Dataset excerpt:
--------------------------------
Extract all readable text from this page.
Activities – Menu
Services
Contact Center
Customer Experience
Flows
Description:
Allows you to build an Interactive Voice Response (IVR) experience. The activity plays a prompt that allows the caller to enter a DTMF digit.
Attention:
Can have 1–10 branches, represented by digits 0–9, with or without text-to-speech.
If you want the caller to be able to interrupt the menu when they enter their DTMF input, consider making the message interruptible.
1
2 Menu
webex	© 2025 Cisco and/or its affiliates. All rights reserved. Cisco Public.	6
--------------------------------
* [TASK GOAL]: Using the data above, copy each line that contains "DTMF".

* [IN RESPONSE]:
Allows you to build an Interactive Voice Response (IVR) experience. The activity plays a prompt that allows the caller to enter a DTMF digit.
If you want the caller to be able to interrupt the menu when they enter their DTMF input, consider making the message interruptible.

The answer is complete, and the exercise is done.